▸ Work instructions: Gather every line that includes the word "rows", please.

▸ Data provided:
::::::

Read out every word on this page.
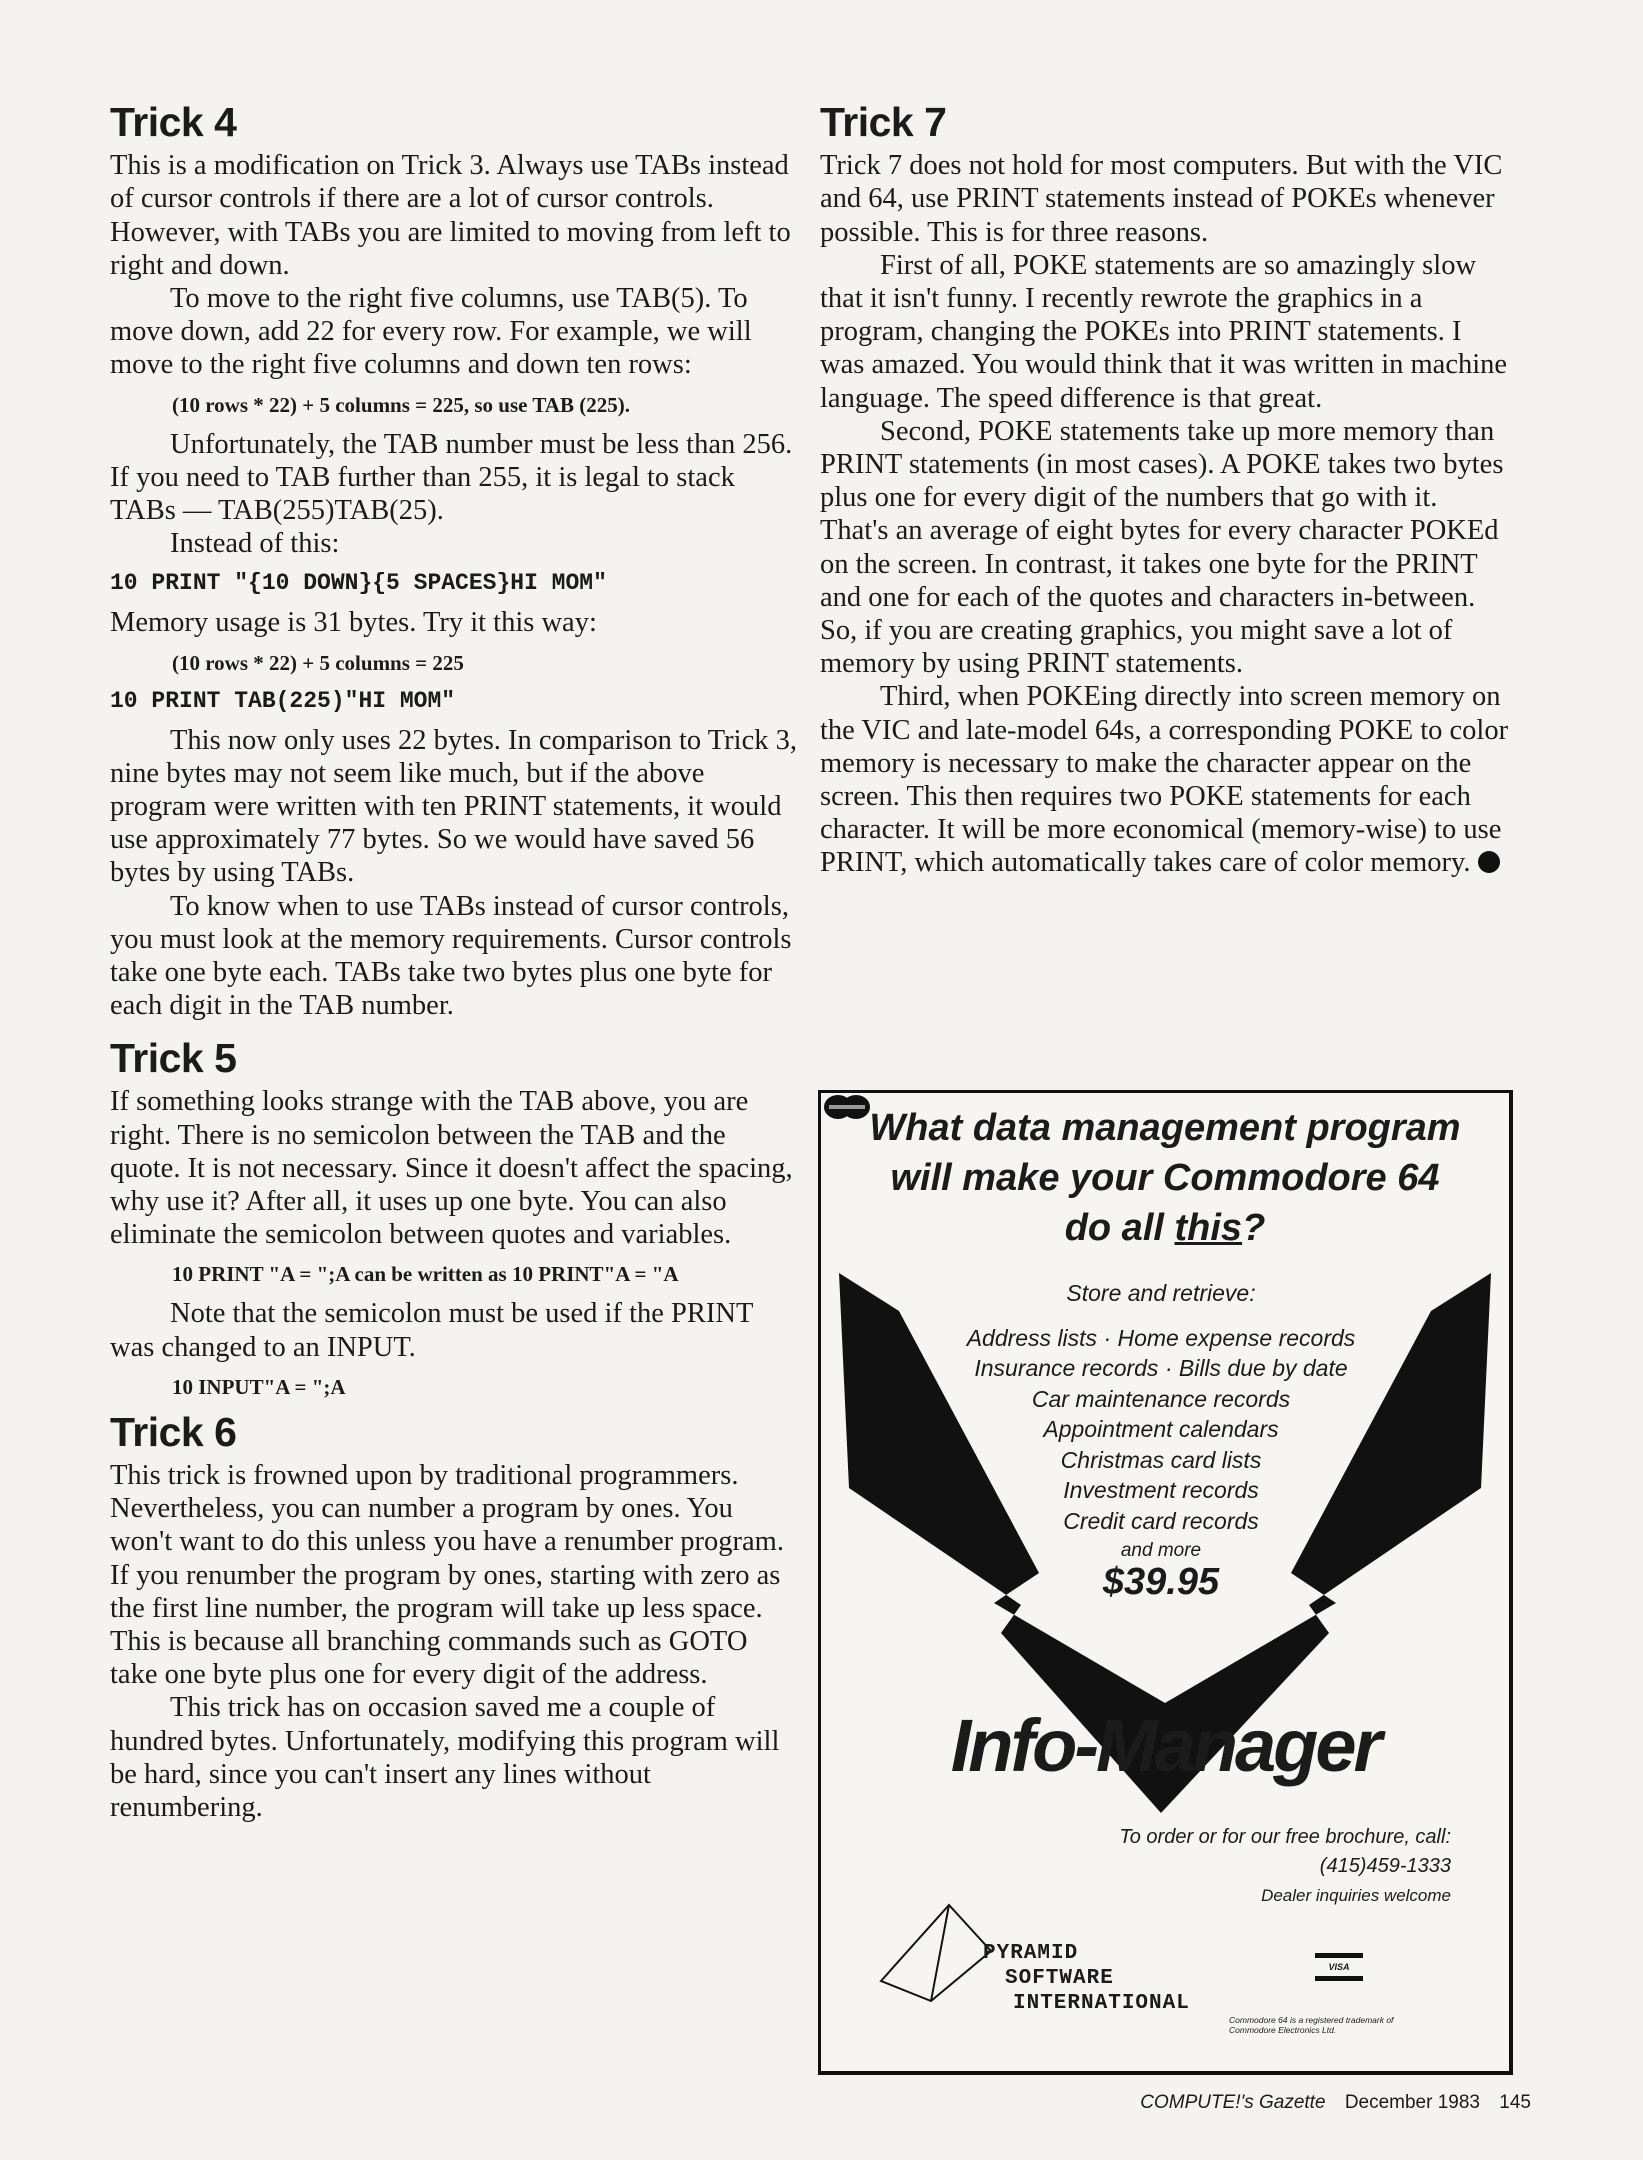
Trick 4

This is a modification on Trick 3. Always use TABs instead of cursor controls if there are a lot of cursor controls. However, with TABs you are limited to moving from left to right and down.

To move to the right five columns, use TAB(5). To move down, add 22 for every row. For example, we will move to the right five columns and down ten rows:

(10 rows * 22) + 5 columns = 225, so use TAB (225).

Unfortunately, the TAB number must be less than 256. If you need to TAB further than 255, it is legal to stack TABs — TAB(255)TAB(25).

Instead of this:

10 PRINT "{10 DOWN}{5 SPACES}HI MOM"

Memory usage is 31 bytes. Try it this way:

(10 rows * 22) + 5 columns = 225
10 PRINT TAB(225)"HI MOM"

This now only uses 22 bytes. In comparison to Trick 3, nine bytes may not seem like much, but if the above program were written with ten PRINT statements, it would use approximately 77 bytes. So we would have saved 56 bytes by using TABs.

To know when to use TABs instead of cursor controls, you must look at the memory requirements. Cursor controls take one byte each. TABs take two bytes plus one byte for each digit in the TAB number.

Trick 5

If something looks strange with the TAB above, you are right. There is no semicolon between the TAB and the quote. It is not necessary. Since it doesn't affect the spacing, why use it? After all, it uses up one byte. You can also eliminate the semicolon between quotes and variables.

10 PRINT "A = ";A can be written as 10 PRINT"A = "A

Note that the semicolon must be used if the PRINT was changed to an INPUT.

10 INPUT"A = ";A
Trick 6

This trick is frowned upon by traditional programmers. Nevertheless, you can number a program by ones. You won't want to do this unless you have a renumber program. If you renumber the program by ones, starting with zero as the first line number, the program will take up less space. This is because all branching commands such as GOTO take one byte plus one for every digit of the address.

This trick has on occasion saved me a couple of hundred bytes. Unfortunately, modifying this program will be hard, since you can't insert any lines without renumbering.

Trick 7

Trick 7 does not hold for most computers. But with the VIC and 64, use PRINT statements instead of POKEs whenever possible. This is for three reasons.

First of all, POKE statements are so amazingly slow that it isn't funny. I recently rewrote the graphics in a program, changing the POKEs into PRINT statements. I was amazed. You would think that it was written in machine language. The speed difference is that great.

Second, POKE statements take up more memory than PRINT statements (in most cases). A POKE takes two bytes plus one for every digit of the numbers that go with it. That's an average of eight bytes for every character POKEd on the screen. In contrast, it takes one byte for the PRINT and one for each of the quotes and characters in-between. So, if you are creating graphics, you might save a lot of memory by using PRINT statements.

Third, when POKEing directly into screen memory on the VIC and late-model 64s, a corresponding POKE to color memory is necessary to make the character appear on the screen. This then requires two POKE statements for each character. It will be more economical (memory-wise) to use PRINT, which automatically takes care of color memory.

What data management program
will make your Commodore 64
do all this?
Store and retrieve:
Address lists · Home expense records
Insurance records · Bills due by date
Car maintenance records
Appointment calendars
Christmas card lists
Investment records
Credit card records
and more
$39.95
Info-Manager
To order or for our free brochure, call:
(415)459-1333
Dealer inquiries welcome
PYRAMID
SOFTWARE
INTERNATIONAL
VISA
Commodore 64 is a registered trademark of
Commodore Electronics Ltd.
COMPUTE!'s Gazette December 1983 145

::::::

▸ In response:
To move to the right five columns, use TAB(5). To move down, add 22 for every row. For example, we will move to the right five columns and down ten rows:
(10 rows * 22) + 5 columns = 225, so use TAB (225).
(10 rows * 22) + 5 columns = 225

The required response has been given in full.